== SET EXERCISE ==
Locate every line in the records below that contains the word "true", and copy each one.
##### RECORDS PROVIDED #####
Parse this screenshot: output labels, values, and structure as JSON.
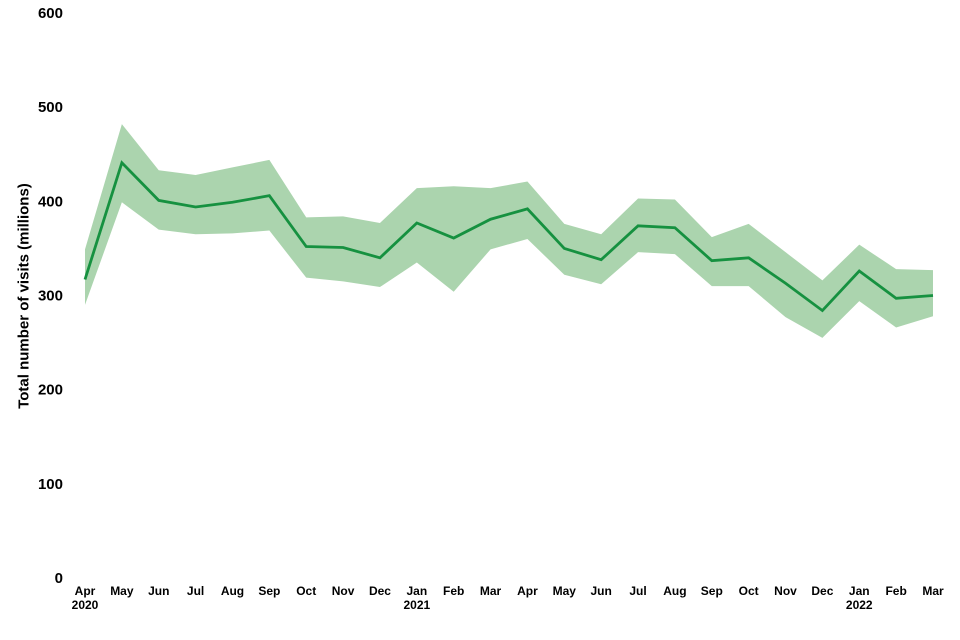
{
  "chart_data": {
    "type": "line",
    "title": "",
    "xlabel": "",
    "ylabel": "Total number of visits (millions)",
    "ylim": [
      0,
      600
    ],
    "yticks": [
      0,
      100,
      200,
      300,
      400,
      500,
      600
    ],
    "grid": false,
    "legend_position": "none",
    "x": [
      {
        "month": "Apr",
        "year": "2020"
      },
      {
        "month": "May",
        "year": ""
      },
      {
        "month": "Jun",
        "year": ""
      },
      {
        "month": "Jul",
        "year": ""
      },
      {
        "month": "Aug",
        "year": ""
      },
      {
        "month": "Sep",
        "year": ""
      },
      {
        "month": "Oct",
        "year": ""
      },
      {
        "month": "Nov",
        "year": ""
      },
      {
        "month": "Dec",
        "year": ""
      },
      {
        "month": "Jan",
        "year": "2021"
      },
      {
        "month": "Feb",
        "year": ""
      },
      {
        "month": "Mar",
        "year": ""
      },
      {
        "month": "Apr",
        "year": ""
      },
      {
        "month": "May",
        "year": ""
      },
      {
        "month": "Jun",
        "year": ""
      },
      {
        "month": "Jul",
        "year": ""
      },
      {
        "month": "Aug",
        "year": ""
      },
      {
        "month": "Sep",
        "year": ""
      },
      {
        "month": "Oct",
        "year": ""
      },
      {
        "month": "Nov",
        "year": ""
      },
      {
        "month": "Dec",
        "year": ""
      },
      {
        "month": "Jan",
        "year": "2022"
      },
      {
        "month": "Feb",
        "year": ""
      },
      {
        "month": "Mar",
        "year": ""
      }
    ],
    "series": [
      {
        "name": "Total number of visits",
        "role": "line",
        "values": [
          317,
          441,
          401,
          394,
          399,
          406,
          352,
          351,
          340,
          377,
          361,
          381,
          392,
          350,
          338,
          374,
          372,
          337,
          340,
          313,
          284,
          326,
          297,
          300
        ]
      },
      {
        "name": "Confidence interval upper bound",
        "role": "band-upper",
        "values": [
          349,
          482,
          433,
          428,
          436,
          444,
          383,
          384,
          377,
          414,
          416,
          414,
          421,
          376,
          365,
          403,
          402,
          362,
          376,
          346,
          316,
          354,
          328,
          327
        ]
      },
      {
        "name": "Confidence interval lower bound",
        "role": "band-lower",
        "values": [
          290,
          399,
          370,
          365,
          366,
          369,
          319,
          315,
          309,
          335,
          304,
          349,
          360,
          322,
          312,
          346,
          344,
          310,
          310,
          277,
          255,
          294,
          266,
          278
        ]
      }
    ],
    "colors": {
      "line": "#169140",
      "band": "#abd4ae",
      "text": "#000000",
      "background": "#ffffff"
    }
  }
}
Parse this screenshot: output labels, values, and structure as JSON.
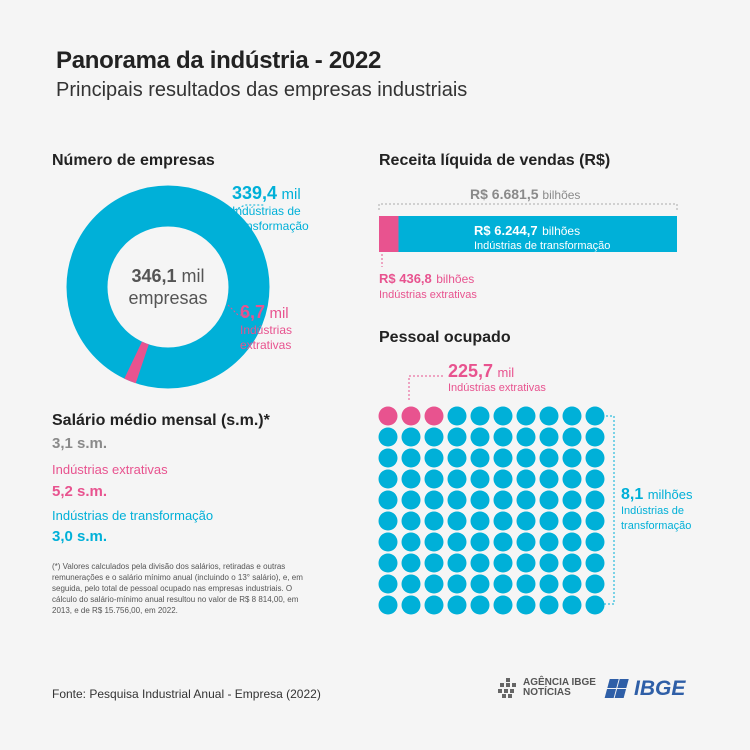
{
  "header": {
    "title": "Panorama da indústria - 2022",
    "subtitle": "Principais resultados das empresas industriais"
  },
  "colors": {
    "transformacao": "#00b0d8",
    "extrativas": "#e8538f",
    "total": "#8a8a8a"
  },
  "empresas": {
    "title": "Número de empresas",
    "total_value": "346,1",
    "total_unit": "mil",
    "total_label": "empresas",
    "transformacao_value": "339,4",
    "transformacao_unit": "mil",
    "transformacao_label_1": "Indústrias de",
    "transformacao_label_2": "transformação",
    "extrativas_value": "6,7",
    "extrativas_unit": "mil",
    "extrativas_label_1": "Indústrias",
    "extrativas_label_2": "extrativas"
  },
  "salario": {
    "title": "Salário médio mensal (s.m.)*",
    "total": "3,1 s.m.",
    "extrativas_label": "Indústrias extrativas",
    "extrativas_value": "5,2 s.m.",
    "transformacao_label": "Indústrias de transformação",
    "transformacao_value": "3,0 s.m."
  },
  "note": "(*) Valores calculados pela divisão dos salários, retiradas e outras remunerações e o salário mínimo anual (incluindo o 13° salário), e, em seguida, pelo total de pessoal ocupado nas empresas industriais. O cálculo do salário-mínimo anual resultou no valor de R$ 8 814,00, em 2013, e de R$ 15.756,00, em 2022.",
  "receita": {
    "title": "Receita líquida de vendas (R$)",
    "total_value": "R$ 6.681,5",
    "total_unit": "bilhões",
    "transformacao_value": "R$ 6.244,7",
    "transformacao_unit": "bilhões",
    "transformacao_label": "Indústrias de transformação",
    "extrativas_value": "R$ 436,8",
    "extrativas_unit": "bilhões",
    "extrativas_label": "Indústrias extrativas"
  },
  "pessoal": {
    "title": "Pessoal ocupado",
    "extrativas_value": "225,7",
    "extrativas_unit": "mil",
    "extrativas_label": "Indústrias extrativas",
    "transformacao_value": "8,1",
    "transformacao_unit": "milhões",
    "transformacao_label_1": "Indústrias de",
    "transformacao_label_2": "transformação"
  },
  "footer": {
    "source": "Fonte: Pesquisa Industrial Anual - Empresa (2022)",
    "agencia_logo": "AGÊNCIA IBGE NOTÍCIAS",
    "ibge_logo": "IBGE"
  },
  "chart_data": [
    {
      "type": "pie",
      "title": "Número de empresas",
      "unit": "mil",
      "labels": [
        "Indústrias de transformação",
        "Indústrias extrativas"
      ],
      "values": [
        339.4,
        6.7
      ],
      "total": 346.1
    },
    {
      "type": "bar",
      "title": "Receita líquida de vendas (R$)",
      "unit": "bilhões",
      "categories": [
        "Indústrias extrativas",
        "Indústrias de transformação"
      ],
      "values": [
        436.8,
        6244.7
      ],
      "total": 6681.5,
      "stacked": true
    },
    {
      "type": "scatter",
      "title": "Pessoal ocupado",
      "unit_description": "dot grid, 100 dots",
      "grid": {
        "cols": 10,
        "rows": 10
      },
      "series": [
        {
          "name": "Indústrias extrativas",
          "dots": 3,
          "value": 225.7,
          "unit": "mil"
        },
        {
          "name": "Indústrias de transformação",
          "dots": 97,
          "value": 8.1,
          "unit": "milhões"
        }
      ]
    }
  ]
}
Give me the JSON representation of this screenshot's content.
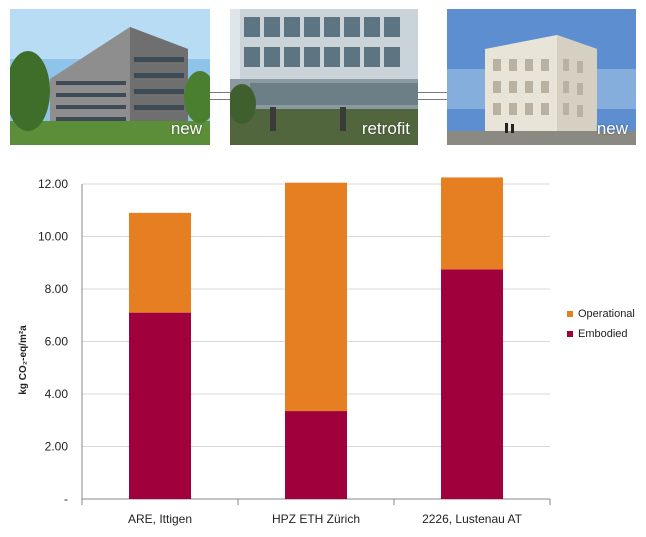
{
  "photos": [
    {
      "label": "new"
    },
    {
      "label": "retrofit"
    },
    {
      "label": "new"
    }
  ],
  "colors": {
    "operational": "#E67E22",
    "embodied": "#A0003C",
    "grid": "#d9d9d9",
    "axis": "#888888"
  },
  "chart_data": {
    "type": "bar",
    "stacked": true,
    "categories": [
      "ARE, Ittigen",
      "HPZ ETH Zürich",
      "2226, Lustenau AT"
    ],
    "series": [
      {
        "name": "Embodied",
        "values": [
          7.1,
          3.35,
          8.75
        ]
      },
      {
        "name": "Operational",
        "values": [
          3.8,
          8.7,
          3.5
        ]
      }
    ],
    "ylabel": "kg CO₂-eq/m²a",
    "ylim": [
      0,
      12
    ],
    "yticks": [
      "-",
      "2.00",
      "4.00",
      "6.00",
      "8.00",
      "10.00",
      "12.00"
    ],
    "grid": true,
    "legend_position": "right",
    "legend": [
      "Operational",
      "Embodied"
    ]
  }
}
#####
== REPLY TO THE EXERCISE ==
      "stacked": true
    "stacked": true,
    "grid": true,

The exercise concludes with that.